◆ Problem ◆
List each line holding the string "wspd".

◇ ◇ ◇

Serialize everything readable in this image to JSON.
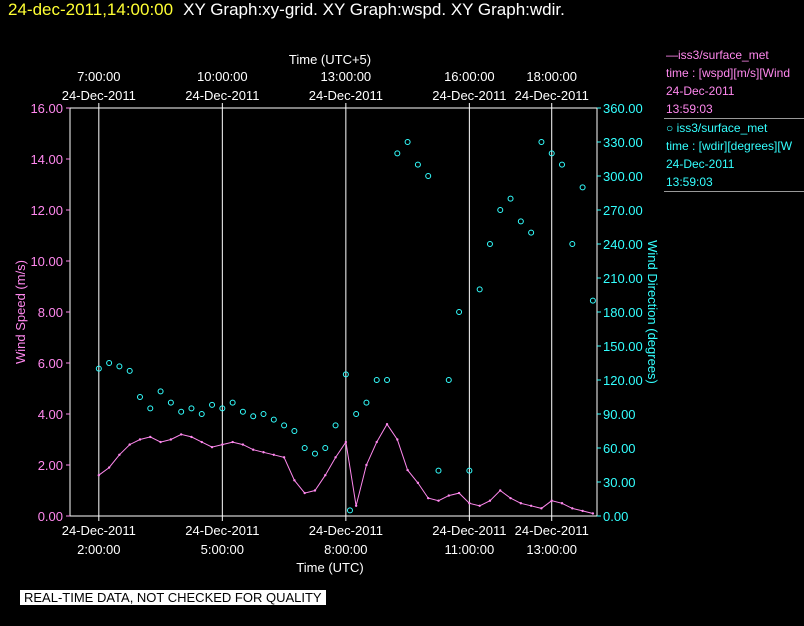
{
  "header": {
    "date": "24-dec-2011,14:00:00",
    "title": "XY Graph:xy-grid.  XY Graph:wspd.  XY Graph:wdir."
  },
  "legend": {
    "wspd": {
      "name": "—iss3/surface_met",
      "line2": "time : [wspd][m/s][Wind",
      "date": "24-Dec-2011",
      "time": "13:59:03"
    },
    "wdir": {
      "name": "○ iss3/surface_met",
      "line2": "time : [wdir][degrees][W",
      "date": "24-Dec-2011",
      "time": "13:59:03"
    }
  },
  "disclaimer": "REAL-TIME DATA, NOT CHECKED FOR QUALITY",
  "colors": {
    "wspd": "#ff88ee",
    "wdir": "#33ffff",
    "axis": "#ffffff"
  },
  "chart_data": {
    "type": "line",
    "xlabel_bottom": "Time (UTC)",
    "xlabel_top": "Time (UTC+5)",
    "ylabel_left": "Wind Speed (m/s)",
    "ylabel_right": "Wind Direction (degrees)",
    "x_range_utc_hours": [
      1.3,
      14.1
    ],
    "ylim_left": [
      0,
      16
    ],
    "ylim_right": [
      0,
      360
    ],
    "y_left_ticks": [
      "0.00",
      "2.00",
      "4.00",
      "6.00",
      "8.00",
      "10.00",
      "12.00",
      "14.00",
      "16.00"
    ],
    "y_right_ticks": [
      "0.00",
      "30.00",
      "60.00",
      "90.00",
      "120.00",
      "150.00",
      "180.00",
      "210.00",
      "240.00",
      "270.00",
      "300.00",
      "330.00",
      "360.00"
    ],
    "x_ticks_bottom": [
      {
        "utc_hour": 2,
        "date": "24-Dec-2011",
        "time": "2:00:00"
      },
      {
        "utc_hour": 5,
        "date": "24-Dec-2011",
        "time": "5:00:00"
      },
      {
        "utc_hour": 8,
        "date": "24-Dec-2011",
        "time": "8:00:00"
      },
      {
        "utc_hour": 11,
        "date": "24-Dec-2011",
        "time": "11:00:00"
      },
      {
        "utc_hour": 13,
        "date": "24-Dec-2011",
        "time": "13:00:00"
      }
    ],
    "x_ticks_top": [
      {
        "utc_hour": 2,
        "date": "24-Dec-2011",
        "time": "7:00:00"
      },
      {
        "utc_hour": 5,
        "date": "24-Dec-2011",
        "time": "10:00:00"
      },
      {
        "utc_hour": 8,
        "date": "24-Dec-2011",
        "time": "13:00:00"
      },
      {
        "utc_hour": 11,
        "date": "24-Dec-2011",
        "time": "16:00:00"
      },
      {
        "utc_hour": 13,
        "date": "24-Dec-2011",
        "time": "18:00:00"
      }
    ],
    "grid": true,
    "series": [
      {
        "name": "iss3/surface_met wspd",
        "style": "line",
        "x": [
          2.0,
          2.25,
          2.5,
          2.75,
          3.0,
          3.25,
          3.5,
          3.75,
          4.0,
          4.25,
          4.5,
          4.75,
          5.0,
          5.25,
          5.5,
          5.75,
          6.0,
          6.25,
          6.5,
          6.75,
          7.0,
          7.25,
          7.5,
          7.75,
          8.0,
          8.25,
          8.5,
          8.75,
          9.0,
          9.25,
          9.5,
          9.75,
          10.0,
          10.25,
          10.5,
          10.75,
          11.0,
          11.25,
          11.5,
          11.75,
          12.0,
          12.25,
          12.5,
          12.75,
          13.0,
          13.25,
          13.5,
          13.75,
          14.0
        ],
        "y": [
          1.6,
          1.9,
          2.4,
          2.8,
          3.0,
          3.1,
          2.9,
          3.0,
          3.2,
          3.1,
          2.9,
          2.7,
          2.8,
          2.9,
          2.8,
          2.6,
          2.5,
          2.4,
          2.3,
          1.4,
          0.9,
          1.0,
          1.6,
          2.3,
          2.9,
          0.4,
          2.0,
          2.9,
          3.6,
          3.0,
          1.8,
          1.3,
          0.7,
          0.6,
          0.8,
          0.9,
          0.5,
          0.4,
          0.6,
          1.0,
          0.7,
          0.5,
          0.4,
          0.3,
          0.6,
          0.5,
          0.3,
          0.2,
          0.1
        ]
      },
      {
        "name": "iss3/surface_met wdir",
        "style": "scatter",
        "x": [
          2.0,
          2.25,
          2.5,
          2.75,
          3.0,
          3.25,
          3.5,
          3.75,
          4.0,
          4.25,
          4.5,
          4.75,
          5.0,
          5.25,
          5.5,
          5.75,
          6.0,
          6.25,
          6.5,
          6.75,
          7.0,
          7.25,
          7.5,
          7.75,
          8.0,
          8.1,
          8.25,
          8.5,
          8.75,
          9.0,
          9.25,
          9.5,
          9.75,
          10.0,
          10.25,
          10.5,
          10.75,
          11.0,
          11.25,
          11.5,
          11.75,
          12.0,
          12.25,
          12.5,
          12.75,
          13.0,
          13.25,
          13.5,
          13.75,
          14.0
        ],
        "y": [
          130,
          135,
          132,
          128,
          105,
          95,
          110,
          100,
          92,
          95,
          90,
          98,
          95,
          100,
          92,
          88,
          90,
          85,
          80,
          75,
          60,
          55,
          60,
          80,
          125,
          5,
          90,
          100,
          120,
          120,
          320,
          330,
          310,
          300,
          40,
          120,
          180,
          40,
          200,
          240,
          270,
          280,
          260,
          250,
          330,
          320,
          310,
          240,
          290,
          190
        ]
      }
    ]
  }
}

◇ ◇ ◇

◆ Solution ◆
    "title": "XY Graph:xy-grid.  XY Graph:wspd.  XY Graph:wdir."
    "wspd": {
      "line2": "time : [wspd][m/s][Wind",
    "wspd": "#ff88ee",
        "name": "iss3/surface_met wspd",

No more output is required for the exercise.